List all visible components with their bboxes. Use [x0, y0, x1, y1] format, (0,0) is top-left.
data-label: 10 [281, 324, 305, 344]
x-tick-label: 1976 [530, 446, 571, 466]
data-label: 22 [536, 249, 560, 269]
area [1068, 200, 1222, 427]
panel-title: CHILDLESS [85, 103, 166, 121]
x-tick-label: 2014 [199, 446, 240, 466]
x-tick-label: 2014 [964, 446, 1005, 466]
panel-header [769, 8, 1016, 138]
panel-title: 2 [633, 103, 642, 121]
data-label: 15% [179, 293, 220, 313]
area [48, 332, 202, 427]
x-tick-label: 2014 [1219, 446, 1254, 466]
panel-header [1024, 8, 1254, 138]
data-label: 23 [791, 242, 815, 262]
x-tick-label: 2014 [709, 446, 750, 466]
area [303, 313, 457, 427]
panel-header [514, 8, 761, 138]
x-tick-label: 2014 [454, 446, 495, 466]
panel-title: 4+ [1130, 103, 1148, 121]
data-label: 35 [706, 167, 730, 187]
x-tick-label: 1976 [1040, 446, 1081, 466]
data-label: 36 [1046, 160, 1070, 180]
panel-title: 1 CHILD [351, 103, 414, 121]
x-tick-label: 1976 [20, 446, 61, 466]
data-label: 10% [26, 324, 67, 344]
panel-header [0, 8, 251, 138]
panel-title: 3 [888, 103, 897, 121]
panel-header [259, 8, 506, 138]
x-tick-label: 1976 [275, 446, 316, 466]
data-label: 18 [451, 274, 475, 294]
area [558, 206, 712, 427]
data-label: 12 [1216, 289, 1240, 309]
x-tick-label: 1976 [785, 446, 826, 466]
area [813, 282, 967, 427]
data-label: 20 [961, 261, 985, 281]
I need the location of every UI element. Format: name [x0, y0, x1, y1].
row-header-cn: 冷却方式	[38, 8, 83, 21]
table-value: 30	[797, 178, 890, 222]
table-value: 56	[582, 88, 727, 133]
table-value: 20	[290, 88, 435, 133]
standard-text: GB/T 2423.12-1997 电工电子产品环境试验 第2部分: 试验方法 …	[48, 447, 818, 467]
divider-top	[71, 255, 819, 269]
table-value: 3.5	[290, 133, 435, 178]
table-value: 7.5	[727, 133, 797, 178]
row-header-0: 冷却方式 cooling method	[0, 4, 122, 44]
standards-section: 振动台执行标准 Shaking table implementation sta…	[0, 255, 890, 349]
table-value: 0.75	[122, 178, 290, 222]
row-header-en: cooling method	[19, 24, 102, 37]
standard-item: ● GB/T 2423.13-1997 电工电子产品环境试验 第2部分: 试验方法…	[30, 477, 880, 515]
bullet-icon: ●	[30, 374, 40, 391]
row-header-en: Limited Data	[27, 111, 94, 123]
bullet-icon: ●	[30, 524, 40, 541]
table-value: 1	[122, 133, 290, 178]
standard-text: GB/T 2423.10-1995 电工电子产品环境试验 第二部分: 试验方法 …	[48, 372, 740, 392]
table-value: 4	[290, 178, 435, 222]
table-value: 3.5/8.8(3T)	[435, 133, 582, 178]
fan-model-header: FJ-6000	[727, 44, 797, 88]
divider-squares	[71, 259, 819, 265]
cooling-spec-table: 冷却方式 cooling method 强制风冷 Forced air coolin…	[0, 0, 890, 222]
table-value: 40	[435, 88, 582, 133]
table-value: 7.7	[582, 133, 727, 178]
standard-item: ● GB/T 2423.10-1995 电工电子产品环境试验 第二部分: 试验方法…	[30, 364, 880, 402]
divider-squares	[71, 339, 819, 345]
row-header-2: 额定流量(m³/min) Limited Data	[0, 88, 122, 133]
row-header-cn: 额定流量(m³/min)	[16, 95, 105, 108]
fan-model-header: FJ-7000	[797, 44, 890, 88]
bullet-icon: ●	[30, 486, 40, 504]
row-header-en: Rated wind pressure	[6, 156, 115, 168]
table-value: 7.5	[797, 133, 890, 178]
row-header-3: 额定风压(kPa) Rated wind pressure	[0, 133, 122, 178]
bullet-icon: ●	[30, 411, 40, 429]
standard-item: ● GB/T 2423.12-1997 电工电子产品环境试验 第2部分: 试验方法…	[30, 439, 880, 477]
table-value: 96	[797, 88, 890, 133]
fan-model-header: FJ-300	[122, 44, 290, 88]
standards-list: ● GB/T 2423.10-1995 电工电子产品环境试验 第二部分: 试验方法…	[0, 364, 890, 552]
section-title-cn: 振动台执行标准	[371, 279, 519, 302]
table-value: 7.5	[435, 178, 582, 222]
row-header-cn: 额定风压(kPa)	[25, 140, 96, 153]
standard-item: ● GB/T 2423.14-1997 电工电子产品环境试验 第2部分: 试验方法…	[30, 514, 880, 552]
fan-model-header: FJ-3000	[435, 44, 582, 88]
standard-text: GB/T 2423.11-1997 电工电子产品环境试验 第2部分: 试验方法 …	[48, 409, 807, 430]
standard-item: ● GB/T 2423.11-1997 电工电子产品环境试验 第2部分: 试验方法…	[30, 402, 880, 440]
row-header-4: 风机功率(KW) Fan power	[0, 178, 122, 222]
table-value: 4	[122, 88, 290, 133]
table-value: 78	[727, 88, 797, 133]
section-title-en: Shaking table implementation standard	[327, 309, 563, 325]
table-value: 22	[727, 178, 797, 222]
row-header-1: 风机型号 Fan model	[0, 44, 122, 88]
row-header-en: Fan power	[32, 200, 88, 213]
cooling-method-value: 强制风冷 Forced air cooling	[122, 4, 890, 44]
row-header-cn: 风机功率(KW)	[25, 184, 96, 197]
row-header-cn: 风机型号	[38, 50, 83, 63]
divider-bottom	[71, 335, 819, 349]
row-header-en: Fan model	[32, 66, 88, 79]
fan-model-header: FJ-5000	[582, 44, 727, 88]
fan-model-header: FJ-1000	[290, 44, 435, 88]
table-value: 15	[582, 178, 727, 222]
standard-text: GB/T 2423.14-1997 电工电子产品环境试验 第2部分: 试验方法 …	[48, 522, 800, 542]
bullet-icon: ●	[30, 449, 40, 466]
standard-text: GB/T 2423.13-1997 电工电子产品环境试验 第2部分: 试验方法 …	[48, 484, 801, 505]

STATED PROBLEM — Locate every line in the data above that contains the string "额定风压" and copy each one out in full. Matching is case-sensitive.

TASK RESPONSE —
row-header-3: 额定风压(kPa) Rated wind pressure	[0, 133, 122, 178]
row-header-cn: 额定风压(kPa)	[25, 140, 96, 153]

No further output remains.